● **What is being asked**
Take from the listing each line that has the string "inositol".
** Start Data provided **
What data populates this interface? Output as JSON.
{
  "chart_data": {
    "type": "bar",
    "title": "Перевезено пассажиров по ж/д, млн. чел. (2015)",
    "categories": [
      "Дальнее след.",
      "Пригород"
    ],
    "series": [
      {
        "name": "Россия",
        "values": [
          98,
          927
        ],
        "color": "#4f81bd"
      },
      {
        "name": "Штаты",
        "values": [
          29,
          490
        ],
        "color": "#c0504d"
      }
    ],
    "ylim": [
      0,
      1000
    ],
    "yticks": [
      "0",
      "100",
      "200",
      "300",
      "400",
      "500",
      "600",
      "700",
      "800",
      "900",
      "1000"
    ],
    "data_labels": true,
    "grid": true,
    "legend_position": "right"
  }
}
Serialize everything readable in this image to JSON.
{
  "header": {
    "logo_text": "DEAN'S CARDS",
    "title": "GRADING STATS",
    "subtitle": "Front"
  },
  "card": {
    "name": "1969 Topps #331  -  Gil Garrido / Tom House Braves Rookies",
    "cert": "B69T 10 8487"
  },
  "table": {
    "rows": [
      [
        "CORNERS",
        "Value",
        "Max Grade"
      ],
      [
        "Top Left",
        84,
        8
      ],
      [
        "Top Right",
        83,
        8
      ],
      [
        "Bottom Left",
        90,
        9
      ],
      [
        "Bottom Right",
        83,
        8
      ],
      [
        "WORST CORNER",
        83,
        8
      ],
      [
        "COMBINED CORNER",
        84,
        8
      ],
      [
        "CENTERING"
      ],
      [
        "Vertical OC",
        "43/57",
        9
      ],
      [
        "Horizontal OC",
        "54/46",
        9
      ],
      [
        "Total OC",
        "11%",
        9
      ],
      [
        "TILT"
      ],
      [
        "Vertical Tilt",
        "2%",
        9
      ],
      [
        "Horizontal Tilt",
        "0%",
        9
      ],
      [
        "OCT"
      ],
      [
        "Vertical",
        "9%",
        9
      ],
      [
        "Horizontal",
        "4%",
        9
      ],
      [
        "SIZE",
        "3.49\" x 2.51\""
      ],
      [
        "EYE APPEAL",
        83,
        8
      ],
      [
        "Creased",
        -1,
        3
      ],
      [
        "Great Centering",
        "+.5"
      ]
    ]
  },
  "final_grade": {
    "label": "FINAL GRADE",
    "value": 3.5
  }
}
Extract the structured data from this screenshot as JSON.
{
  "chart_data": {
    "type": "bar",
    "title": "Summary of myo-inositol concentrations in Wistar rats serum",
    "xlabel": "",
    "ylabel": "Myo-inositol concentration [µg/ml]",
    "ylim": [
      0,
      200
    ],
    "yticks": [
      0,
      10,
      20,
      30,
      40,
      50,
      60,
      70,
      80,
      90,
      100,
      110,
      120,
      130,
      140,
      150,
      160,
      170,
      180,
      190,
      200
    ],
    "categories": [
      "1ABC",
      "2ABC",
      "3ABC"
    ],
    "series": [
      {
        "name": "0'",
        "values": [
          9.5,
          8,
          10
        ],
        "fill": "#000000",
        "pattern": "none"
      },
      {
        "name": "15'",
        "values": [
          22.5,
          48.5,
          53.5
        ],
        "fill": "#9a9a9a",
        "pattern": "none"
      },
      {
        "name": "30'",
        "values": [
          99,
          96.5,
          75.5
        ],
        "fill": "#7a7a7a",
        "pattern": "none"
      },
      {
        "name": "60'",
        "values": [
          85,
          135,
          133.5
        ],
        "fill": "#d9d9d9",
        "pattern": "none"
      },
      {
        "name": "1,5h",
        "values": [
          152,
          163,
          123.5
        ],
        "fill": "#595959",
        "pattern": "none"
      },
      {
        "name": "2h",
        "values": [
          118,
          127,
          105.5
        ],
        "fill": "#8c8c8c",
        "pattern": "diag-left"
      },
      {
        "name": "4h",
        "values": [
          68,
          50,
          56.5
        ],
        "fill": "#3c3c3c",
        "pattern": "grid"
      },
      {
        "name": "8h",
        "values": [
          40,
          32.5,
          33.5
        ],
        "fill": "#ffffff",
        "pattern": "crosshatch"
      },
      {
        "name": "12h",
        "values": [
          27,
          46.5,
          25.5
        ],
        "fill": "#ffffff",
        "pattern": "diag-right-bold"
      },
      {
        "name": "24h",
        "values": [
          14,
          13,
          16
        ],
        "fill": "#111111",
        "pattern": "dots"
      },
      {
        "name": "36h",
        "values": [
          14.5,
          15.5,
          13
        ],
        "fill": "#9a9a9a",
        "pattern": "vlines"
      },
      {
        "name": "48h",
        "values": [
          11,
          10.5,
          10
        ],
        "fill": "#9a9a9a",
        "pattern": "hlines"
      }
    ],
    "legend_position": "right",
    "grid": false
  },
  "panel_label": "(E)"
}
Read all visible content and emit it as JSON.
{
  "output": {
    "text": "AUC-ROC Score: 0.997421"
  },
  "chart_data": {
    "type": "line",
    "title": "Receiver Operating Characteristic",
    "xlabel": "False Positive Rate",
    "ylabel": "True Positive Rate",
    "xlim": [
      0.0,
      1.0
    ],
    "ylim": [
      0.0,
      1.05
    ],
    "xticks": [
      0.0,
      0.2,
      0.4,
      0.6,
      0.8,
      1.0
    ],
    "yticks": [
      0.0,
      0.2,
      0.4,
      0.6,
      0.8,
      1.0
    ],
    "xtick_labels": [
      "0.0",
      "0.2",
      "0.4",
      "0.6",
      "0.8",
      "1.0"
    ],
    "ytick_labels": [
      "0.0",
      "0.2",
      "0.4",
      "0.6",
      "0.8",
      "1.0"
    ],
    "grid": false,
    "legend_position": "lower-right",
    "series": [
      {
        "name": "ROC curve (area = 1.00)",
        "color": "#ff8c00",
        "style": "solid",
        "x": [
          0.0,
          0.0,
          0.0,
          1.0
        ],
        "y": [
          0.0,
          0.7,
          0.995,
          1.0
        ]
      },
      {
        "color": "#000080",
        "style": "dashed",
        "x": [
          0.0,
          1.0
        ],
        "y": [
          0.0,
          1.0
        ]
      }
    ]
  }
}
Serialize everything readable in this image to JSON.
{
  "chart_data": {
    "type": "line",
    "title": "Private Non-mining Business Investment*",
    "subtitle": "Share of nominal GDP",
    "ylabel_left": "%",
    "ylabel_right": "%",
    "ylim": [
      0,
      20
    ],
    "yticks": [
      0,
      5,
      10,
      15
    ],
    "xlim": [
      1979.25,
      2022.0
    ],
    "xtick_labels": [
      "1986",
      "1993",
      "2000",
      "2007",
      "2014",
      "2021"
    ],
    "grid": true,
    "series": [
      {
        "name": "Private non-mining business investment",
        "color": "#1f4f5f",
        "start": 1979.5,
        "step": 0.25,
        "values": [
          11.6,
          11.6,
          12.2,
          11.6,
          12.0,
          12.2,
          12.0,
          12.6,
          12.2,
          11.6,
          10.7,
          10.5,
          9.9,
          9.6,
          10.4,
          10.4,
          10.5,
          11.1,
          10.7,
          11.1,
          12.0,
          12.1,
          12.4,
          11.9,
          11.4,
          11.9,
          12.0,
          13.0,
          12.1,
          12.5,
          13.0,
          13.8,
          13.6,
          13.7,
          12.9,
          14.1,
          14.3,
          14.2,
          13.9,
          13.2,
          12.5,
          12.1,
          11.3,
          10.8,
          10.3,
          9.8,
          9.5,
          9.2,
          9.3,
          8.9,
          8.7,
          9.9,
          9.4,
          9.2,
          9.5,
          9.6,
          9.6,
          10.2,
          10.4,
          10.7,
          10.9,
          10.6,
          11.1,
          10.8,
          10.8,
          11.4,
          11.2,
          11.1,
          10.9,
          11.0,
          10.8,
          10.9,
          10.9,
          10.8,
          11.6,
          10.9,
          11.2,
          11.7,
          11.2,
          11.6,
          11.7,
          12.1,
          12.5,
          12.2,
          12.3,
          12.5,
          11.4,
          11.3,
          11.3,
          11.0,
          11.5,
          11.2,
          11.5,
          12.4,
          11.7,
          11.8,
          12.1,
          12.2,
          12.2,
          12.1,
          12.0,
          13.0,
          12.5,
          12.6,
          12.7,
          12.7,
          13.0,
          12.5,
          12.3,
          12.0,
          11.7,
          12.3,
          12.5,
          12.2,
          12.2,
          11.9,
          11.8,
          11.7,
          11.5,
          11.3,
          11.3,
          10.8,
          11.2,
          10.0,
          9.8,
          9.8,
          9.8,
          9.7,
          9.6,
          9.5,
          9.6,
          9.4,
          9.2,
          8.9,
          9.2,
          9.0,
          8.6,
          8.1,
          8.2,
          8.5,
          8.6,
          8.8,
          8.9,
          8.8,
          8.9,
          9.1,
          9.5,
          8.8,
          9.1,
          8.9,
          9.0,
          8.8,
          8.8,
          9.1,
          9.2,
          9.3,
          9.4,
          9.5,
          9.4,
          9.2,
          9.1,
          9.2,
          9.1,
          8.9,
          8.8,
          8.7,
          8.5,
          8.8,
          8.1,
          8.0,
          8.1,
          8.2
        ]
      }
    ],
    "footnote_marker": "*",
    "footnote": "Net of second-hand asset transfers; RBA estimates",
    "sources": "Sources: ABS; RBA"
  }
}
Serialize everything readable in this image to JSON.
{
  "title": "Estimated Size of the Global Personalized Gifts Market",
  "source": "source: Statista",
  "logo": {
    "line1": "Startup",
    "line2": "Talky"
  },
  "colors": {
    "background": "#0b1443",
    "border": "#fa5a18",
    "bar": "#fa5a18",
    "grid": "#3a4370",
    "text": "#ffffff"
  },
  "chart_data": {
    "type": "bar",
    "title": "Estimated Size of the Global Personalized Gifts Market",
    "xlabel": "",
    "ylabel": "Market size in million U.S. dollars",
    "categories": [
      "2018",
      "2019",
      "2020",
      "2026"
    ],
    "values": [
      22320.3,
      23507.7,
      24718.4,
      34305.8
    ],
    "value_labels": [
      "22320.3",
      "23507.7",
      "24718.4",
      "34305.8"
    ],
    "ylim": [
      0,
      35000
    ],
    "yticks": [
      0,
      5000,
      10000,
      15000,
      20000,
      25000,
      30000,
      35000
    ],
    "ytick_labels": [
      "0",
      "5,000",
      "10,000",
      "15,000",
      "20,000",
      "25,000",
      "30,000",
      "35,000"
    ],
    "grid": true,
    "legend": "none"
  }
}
** End Data provided **
● **Output below**
    "title": "Summary of myo-inositol concentrations in Wistar rats serum",
    "ylabel": "Myo-inositol concentration [µg/ml]",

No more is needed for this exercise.